**GIVEN ENTRIES**.
^^^^^^^^^^^^^^^^
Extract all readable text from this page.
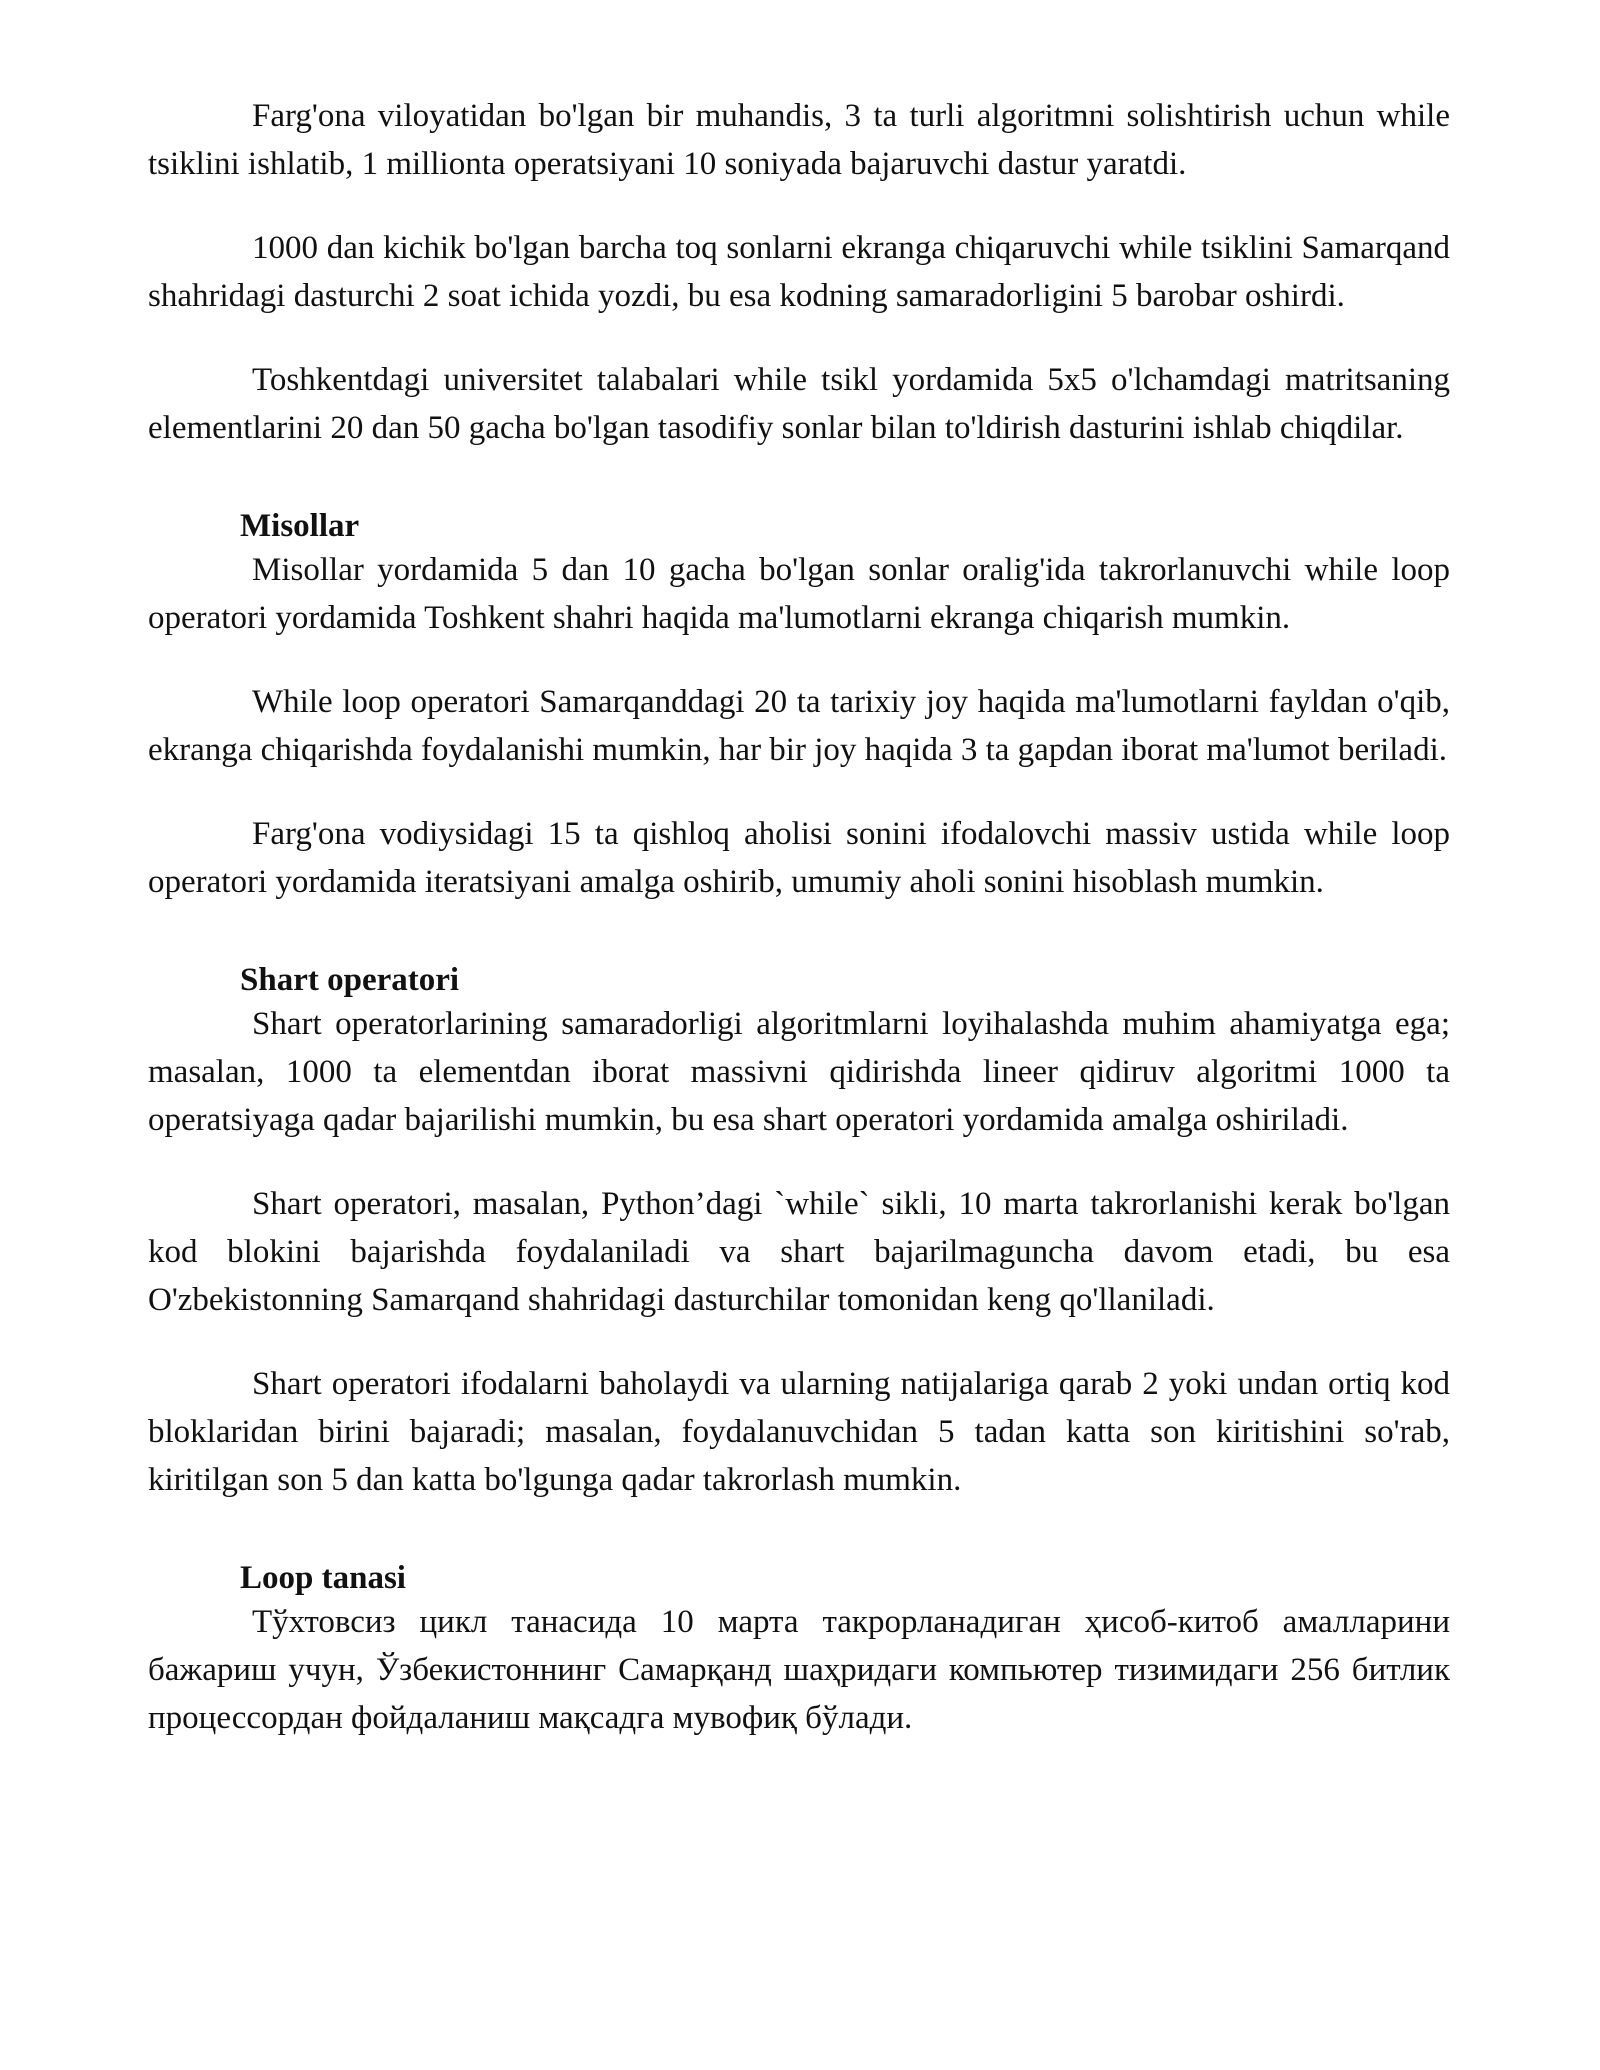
Farg'ona viloyatidan bo'lgan bir muhandis, 3 ta turli algoritmni solishtirish uchun while tsiklini ishlatib, 1 millionta operatsiyani 10 soniyada bajaruvchi dastur yaratdi.

1000 dan kichik bo'lgan barcha toq sonlarni ekranga chiqaruvchi while tsiklini Samarqand shahridagi dasturchi 2 soat ichida yozdi, bu esa kodning samaradorligini 5 barobar oshirdi.

Toshkentdagi universitet talabalari while tsikl yordamida 5x5 o'lchamdagi matritsaning elementlarini 20 dan 50 gacha bo'lgan tasodifiy sonlar bilan to'ldirish dasturini ishlab chiqdilar.

Misollar

Misollar yordamida 5 dan 10 gacha bo'lgan sonlar oralig'ida takrorlanuvchi while loop operatori yordamida Toshkent shahri haqida ma'lumotlarni ekranga chiqarish mumkin.

While loop operatori Samarqanddagi 20 ta tarixiy joy haqida ma'lumotlarni fayldan o'qib, ekranga chiqarishda foydalanishi mumkin, har bir joy haqida 3 ta gapdan iborat ma'lumot beriladi.

Farg'ona vodiysidagi 15 ta qishloq aholisi sonini ifodalovchi massiv ustida while loop operatori yordamida iteratsiyani amalga oshirib, umumiy aholi sonini hisoblash mumkin.

Shart operatori

Shart operatorlarining samaradorligi algoritmlarni loyihalashda muhim ahamiyatga ega; masalan, 1000 ta elementdan iborat massivni qidirishda lineer qidiruv algoritmi 1000 ta operatsiyaga qadar bajarilishi mumkin, bu esa shart operatori yordamida amalga oshiriladi.

Shart operatori, masalan, Python’dagi `while` sikli, 10 marta takrorlanishi kerak bo'lgan kod blokini bajarishda foydalaniladi va shart bajarilmaguncha davom etadi, bu esa O'zbekistonning Samarqand shahridagi dasturchilar tomonidan keng qo'llaniladi.

Shart operatori ifodalarni baholaydi va ularning natijalariga qarab 2 yoki undan ortiq kod bloklaridan birini bajaradi; masalan, foydalanuvchidan 5 tadan katta son kiritishini so'rab, kiritilgan son 5 dan katta bo'lgunga qadar takrorlash mumkin.

Loop tanasi

Тўхтовсиз цикл танасида 10 марта такрорланадиган ҳисоб-китоб амалларини бажариш учун, Ўзбекистоннинг Самарқанд шаҳридаги компьютер тизимидаги 256 битлик процессордан фойдаланиш мақсадга мувофиқ бўлади.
^^^^^^^^^^^^^^^^
**WHAT YOU SHOULD DO**.
Your task is an exact transcription of all the data, minus the pictures.

**ANSWER TO THE TASK**.
Extract all readable text from this page.
Farg'ona viloyatidan bo'lgan bir muhandis, 3 ta turli algoritmni solishtirish uchun while tsiklini ishlatib, 1 millionta operatsiyani 10 soniyada bajaruvchi dastur yaratdi.

1000 dan kichik bo'lgan barcha toq sonlarni ekranga chiqaruvchi while tsiklini Samarqand shahridagi dasturchi 2 soat ichida yozdi, bu esa kodning samaradorligini 5 barobar oshirdi.

Toshkentdagi universitet talabalari while tsikl yordamida 5x5 o'lchamdagi matritsaning elementlarini 20 dan 50 gacha bo'lgan tasodifiy sonlar bilan to'ldirish dasturini ishlab chiqdilar.

Misollar

Misollar yordamida 5 dan 10 gacha bo'lgan sonlar oralig'ida takrorlanuvchi while loop operatori yordamida Toshkent shahri haqida ma'lumotlarni ekranga chiqarish mumkin.

While loop operatori Samarqanddagi 20 ta tarixiy joy haqida ma'lumotlarni fayldan o'qib, ekranga chiqarishda foydalanishi mumkin, har bir joy haqida 3 ta gapdan iborat ma'lumot beriladi.

Farg'ona vodiysidagi 15 ta qishloq aholisi sonini ifodalovchi massiv ustida while loop operatori yordamida iteratsiyani amalga oshirib, umumiy aholi sonini hisoblash mumkin.

Shart operatori

Shart operatorlarining samaradorligi algoritmlarni loyihalashda muhim ahamiyatga ega; masalan, 1000 ta elementdan iborat massivni qidirishda lineer qidiruv algoritmi 1000 ta operatsiyaga qadar bajarilishi mumkin, bu esa shart operatori yordamida amalga oshiriladi.

Shart operatori, masalan, Python’dagi `while` sikli, 10 marta takrorlanishi kerak bo'lgan kod blokini bajarishda foydalaniladi va shart bajarilmaguncha davom etadi, bu esa O'zbekistonning Samarqand shahridagi dasturchilar tomonidan keng qo'llaniladi.

Shart operatori ifodalarni baholaydi va ularning natijalariga qarab 2 yoki undan ortiq kod bloklaridan birini bajaradi; masalan, foydalanuvchidan 5 tadan katta son kiritishini so'rab, kiritilgan son 5 dan katta bo'lgunga qadar takrorlash mumkin.

Loop tanasi

Тўхтовсиз цикл танасида 10 марта такрорланадиган ҳисоб-китоб амалларини бажариш учун, Ўзбекистоннинг Самарқанд шаҳридаги компьютер тизимидаги 256 битлик процессордан фойдаланиш мақсадга мувофиқ бўлади.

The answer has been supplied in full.